==== Source records

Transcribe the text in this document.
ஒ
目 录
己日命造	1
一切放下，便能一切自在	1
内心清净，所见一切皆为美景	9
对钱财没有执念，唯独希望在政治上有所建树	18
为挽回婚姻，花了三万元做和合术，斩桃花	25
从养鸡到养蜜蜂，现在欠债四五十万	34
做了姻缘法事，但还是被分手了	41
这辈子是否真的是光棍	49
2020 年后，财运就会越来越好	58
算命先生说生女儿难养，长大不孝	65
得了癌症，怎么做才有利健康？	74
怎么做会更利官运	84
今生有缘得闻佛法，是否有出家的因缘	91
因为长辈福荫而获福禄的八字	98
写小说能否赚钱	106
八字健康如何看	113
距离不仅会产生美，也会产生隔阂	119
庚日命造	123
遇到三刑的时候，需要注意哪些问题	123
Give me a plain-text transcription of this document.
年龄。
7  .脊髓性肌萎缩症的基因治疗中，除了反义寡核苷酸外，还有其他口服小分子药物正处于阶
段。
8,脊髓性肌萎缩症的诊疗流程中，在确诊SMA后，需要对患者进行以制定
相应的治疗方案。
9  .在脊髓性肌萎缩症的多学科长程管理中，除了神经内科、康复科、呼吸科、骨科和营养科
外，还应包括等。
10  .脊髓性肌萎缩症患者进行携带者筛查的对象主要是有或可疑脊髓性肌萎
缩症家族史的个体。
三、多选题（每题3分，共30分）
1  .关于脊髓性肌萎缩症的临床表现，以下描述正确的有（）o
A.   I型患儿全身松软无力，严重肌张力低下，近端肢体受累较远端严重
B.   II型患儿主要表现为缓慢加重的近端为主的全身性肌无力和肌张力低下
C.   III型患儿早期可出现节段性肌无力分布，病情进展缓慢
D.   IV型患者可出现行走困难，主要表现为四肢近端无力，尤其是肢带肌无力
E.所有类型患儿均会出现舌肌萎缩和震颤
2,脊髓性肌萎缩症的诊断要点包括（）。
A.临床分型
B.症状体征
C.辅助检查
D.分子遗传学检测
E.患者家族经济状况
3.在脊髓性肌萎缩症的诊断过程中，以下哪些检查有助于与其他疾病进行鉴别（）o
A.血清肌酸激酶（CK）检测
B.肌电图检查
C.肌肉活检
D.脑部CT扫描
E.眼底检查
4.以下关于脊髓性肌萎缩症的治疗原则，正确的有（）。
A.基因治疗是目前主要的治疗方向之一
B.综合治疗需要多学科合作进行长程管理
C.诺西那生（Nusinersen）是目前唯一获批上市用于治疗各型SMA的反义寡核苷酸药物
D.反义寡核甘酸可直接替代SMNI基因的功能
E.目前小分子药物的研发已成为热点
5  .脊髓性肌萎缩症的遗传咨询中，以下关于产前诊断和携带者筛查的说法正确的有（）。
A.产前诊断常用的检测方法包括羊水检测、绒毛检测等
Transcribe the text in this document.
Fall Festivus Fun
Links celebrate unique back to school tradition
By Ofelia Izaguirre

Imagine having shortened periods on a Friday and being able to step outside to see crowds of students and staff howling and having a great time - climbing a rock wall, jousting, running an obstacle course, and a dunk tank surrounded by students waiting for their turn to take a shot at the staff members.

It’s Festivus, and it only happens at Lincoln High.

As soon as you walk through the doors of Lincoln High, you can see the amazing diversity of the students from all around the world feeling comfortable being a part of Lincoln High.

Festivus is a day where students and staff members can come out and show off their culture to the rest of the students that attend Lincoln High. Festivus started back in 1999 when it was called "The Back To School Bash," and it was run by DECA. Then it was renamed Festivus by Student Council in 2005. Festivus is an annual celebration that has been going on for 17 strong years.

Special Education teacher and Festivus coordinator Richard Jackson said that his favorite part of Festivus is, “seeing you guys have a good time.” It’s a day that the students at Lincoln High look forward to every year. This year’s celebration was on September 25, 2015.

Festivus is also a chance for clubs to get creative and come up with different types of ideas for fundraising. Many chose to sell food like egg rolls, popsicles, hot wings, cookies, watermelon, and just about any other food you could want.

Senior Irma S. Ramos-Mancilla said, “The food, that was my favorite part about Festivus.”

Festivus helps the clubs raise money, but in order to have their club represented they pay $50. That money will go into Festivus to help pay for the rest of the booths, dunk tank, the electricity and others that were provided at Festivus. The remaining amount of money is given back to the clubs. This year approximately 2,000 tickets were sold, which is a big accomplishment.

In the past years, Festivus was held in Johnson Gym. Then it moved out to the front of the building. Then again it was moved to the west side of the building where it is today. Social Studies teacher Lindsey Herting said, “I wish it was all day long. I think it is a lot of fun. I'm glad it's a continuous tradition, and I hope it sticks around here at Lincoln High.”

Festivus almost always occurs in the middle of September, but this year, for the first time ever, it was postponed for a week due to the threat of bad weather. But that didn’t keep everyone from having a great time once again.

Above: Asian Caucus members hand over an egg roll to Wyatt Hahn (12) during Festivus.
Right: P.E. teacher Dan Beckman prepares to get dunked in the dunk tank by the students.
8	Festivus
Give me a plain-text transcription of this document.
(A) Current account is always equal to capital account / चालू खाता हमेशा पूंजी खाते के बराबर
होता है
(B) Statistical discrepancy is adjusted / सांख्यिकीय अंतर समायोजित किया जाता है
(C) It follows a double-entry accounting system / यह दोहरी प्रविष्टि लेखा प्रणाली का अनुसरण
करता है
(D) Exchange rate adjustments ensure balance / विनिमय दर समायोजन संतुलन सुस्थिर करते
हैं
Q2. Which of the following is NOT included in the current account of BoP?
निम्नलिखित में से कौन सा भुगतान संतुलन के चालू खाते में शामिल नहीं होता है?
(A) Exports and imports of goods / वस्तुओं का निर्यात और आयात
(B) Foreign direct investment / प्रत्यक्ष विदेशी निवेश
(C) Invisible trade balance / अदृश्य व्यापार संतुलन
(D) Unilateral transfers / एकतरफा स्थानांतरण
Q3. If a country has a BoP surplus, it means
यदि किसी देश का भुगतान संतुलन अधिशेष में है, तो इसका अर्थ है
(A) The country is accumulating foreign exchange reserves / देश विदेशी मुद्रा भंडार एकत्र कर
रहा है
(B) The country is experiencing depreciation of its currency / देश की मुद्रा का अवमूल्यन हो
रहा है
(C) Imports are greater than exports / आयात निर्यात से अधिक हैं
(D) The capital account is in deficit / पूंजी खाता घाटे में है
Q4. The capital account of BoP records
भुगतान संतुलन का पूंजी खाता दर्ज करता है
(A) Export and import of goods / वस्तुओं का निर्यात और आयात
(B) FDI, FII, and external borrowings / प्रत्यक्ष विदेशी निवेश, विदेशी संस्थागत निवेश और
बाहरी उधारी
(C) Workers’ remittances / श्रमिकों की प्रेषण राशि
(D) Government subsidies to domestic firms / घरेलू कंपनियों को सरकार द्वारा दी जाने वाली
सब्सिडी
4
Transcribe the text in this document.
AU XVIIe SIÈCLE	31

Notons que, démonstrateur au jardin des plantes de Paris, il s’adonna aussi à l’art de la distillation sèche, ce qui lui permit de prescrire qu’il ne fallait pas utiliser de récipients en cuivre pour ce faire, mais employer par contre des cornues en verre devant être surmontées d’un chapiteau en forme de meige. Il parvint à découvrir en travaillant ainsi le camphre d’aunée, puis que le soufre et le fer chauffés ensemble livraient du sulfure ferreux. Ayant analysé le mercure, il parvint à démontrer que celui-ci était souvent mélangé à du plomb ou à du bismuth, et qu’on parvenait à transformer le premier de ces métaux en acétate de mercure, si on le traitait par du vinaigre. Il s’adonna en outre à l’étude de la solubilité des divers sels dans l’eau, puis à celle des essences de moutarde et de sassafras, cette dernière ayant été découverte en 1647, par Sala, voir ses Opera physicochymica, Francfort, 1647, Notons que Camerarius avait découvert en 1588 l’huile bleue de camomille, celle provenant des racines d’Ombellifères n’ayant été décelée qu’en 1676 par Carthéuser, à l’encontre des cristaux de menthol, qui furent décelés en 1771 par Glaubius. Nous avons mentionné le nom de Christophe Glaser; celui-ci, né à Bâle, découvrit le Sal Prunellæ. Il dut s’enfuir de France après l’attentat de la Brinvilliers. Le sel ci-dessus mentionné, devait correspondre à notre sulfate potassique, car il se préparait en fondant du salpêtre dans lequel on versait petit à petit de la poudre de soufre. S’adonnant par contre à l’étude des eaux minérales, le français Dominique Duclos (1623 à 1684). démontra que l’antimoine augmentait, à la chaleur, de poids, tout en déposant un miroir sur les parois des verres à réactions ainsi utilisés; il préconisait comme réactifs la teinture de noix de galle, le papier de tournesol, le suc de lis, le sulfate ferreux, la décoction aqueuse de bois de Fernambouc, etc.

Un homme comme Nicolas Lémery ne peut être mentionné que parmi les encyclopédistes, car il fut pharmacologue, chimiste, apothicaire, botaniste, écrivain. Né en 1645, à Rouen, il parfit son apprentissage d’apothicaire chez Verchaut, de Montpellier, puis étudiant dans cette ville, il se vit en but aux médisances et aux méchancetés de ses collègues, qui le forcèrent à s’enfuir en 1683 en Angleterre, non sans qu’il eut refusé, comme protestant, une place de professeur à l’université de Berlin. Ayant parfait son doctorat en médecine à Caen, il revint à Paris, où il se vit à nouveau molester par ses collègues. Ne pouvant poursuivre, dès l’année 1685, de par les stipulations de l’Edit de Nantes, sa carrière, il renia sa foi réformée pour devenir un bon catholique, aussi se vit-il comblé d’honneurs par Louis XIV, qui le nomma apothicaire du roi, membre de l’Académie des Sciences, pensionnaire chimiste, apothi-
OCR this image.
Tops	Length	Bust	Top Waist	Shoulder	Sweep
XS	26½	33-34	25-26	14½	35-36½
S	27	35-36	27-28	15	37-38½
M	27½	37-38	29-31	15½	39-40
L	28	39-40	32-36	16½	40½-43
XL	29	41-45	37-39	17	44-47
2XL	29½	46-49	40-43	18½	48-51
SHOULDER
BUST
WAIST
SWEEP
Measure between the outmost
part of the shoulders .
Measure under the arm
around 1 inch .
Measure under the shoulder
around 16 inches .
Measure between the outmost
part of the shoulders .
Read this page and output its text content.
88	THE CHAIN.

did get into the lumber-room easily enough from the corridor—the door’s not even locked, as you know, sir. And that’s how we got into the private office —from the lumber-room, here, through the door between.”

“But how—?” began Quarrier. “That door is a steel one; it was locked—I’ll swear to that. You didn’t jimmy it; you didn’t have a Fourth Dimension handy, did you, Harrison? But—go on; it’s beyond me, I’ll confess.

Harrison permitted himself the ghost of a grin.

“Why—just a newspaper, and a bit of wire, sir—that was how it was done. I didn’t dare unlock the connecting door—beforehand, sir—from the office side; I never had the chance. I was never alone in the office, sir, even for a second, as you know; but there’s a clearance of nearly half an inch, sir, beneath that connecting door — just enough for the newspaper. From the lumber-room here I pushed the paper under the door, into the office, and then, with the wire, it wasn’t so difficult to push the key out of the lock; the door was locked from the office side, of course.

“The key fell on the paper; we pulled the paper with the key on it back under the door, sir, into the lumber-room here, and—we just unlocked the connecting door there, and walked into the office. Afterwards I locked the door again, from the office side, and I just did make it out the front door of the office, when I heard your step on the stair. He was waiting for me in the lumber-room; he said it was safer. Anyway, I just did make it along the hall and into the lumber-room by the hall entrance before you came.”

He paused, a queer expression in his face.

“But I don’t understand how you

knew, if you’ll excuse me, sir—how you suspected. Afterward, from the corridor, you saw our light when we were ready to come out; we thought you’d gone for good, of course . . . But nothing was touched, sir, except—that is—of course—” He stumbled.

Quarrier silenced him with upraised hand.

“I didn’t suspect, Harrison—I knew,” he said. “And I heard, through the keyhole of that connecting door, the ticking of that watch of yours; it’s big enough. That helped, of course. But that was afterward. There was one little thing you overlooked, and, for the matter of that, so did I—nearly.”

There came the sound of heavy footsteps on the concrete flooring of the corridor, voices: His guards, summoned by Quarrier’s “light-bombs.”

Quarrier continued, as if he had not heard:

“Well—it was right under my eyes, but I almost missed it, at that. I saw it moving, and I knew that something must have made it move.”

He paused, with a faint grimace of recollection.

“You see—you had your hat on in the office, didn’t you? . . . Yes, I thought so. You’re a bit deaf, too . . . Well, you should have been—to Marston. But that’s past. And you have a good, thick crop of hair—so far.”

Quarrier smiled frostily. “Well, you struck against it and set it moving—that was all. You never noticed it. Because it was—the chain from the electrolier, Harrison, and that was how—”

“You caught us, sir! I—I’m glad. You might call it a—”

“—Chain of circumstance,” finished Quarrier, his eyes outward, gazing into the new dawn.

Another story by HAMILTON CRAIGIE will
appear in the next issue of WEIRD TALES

========

◆ Written problem
Check every line of the data, and copy the ones that contain "capital".

◆ Response
(A) Current account is always equal to capital account / चालू खाता हमेशा पूंजी खाते के बराबर
(D) The capital account is in deficit / पूंजी खाता घाटे में है
Q4. The capital account of BoP records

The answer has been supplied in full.